▶ [Challenge]: Your answer should be one number: how many lines of the records hold the string "BiVOx".
——
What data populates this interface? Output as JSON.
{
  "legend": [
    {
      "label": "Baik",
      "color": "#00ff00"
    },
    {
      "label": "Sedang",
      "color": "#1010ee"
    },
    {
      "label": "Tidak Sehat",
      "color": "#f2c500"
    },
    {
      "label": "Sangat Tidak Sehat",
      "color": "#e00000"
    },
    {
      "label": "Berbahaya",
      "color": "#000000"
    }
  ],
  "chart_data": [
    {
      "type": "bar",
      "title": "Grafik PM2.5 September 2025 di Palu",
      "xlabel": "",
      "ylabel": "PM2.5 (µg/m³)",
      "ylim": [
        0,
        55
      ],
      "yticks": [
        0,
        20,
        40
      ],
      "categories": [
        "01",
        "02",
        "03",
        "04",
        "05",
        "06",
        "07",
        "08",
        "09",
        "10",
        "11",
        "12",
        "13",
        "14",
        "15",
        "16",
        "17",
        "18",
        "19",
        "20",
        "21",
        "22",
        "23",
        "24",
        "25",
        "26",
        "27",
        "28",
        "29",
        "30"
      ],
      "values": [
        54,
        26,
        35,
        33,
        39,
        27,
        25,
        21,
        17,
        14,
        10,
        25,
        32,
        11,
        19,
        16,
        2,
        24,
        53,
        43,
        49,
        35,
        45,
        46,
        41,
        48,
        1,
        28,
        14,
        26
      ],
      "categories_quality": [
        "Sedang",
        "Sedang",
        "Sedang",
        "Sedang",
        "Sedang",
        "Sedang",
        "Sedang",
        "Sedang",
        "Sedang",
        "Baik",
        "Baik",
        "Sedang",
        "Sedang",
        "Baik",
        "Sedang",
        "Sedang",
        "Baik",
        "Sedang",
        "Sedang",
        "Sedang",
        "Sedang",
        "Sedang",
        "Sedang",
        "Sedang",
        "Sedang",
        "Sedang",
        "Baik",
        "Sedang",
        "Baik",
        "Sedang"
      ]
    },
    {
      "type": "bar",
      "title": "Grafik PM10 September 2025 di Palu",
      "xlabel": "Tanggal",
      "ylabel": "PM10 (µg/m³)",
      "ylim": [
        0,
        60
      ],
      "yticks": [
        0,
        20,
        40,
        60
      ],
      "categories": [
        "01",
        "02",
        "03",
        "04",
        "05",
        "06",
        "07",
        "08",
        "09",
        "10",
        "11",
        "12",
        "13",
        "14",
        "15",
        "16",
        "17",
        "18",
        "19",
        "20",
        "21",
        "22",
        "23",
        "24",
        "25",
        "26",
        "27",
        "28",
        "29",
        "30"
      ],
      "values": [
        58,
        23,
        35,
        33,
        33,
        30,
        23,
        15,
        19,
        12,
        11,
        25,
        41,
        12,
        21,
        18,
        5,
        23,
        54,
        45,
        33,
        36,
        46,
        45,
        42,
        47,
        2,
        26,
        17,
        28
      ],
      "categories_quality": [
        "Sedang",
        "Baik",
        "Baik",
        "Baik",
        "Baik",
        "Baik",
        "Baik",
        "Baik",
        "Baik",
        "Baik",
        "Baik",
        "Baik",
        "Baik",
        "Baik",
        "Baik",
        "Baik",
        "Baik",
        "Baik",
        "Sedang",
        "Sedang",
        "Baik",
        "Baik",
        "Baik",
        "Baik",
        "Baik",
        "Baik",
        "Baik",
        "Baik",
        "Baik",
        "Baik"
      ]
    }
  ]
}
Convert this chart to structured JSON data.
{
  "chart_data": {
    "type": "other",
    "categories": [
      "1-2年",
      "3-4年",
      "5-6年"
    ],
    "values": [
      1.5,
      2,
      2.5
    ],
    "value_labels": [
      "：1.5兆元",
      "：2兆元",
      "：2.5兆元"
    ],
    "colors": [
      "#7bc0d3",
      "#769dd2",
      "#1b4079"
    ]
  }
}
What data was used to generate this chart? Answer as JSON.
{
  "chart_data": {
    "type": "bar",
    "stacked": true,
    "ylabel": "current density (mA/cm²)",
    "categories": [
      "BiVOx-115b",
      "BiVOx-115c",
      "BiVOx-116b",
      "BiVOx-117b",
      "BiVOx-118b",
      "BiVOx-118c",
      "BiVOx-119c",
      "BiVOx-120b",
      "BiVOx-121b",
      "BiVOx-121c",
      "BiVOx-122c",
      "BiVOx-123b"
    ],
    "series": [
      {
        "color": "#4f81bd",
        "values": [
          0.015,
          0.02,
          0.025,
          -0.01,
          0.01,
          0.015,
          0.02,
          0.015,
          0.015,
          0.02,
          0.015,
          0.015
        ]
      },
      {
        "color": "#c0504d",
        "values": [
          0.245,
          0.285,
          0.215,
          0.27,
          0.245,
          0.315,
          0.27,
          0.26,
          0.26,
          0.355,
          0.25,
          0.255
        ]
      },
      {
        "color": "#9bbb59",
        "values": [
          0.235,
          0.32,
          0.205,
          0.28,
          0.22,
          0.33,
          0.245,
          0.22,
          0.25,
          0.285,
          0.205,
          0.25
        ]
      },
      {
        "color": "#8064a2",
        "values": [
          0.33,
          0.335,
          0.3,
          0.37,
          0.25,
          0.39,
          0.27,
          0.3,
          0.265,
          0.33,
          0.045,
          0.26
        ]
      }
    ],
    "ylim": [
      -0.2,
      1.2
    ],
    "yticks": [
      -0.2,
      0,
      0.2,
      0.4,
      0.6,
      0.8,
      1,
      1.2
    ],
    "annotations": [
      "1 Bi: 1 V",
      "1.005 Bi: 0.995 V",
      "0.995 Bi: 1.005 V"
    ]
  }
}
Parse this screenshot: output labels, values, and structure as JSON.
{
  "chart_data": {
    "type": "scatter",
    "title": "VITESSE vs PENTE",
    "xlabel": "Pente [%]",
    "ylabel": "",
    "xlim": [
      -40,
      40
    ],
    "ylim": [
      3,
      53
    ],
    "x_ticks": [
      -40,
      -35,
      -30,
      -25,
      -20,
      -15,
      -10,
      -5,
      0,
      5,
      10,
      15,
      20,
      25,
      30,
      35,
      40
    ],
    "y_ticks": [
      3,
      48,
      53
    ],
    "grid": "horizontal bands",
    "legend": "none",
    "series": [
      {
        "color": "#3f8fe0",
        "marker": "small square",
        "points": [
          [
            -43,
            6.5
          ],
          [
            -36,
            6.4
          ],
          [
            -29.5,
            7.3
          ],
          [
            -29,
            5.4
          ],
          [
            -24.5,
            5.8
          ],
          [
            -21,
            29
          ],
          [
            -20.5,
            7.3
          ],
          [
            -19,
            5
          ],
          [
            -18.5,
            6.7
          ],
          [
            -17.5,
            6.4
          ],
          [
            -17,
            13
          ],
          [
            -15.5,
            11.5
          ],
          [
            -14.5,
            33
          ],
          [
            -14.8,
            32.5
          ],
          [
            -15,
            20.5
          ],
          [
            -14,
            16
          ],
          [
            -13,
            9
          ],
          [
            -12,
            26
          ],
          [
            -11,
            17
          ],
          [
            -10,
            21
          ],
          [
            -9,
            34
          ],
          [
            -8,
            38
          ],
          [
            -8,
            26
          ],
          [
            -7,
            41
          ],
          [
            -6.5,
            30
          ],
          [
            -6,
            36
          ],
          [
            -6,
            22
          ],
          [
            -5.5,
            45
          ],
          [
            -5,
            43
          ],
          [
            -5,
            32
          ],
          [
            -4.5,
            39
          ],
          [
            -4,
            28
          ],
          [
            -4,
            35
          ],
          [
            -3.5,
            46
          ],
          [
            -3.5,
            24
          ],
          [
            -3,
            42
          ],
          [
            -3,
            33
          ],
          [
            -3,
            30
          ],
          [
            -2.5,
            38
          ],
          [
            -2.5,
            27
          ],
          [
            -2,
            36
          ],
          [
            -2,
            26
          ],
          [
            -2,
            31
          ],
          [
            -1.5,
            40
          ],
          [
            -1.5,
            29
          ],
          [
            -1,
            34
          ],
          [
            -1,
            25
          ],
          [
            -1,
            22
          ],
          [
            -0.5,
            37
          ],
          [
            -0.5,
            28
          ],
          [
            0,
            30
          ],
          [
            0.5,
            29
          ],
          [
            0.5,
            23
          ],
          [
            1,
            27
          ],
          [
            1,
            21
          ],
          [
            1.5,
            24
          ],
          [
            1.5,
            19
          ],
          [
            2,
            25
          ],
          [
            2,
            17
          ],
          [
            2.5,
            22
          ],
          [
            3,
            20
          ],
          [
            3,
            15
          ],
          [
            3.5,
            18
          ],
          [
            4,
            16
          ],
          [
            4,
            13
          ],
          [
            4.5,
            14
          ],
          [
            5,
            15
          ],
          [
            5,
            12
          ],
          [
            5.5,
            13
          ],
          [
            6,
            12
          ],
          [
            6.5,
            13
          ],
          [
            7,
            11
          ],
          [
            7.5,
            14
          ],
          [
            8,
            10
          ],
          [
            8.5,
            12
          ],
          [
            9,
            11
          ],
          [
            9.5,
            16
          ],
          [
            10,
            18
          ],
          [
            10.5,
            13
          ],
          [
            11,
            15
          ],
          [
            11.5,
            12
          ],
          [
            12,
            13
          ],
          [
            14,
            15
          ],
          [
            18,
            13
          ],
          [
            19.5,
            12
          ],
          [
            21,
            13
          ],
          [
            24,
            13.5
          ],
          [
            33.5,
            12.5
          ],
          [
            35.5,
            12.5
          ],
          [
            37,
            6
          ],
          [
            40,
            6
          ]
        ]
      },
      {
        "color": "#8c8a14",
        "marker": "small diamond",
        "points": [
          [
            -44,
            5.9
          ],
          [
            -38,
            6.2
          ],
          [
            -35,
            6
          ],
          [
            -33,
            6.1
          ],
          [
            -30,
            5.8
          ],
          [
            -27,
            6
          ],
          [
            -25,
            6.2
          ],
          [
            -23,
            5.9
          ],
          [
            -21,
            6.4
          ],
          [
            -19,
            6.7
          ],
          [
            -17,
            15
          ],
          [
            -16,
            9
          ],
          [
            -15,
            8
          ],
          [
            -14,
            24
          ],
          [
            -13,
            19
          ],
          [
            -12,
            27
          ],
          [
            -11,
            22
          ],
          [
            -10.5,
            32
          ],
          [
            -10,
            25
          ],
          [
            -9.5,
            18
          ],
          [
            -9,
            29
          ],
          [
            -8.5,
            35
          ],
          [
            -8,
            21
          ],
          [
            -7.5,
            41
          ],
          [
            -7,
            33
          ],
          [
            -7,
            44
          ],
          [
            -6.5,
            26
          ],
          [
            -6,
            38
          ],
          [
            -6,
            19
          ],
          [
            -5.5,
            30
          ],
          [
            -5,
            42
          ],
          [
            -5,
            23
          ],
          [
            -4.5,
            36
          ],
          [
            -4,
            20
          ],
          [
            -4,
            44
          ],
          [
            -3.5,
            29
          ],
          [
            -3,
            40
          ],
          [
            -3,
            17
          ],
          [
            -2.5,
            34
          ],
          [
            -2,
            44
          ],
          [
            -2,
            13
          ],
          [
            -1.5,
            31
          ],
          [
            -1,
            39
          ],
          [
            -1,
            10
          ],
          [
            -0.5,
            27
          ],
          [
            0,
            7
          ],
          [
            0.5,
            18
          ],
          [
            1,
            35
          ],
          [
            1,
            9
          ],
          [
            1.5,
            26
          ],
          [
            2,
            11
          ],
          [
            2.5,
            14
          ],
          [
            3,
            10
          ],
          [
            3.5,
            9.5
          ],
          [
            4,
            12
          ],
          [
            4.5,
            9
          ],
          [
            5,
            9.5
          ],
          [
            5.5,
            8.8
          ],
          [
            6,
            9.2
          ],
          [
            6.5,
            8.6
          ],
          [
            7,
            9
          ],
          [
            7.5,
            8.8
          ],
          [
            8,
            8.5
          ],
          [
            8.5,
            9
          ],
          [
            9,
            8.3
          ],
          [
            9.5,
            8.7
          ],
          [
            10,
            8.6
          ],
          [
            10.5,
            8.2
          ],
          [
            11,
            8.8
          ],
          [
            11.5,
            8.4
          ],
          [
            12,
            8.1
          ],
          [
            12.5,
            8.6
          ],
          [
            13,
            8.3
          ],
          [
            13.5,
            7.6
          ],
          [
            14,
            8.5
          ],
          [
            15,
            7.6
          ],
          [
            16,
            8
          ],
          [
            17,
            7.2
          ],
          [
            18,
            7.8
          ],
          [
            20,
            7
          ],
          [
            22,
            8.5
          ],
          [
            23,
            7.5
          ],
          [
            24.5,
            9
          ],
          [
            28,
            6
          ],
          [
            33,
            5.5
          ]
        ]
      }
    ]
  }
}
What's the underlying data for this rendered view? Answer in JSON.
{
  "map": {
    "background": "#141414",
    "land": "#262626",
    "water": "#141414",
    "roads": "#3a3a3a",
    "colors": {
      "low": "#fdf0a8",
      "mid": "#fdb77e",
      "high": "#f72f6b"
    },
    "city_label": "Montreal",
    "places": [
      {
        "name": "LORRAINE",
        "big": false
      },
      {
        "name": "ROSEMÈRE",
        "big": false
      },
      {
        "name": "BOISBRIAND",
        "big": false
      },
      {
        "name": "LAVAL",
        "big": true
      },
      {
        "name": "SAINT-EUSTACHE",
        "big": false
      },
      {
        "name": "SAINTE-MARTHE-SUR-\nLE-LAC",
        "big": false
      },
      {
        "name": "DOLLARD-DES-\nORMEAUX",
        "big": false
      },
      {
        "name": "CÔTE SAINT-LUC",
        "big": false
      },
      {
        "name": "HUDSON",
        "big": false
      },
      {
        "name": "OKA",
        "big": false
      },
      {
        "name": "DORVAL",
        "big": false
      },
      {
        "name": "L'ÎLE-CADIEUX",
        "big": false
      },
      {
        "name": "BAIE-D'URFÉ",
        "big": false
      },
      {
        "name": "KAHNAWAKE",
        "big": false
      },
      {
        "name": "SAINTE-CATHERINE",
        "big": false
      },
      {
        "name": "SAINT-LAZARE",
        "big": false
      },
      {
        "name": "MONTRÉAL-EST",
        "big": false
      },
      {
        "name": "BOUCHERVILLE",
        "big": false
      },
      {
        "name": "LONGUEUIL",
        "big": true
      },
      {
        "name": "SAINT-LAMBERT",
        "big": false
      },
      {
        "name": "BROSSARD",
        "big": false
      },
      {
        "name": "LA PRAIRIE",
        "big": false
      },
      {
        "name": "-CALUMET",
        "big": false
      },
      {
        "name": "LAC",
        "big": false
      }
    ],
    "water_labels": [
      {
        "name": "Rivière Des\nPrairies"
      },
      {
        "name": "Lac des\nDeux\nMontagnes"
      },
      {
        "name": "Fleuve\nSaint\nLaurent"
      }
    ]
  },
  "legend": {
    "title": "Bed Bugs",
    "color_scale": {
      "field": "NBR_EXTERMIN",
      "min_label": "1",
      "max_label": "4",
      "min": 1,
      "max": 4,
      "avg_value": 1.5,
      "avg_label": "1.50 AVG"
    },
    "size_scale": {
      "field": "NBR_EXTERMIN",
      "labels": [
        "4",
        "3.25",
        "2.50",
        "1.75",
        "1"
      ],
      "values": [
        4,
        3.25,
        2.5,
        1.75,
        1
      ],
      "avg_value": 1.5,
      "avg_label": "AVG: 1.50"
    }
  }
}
——
▶ [Task solution]: 12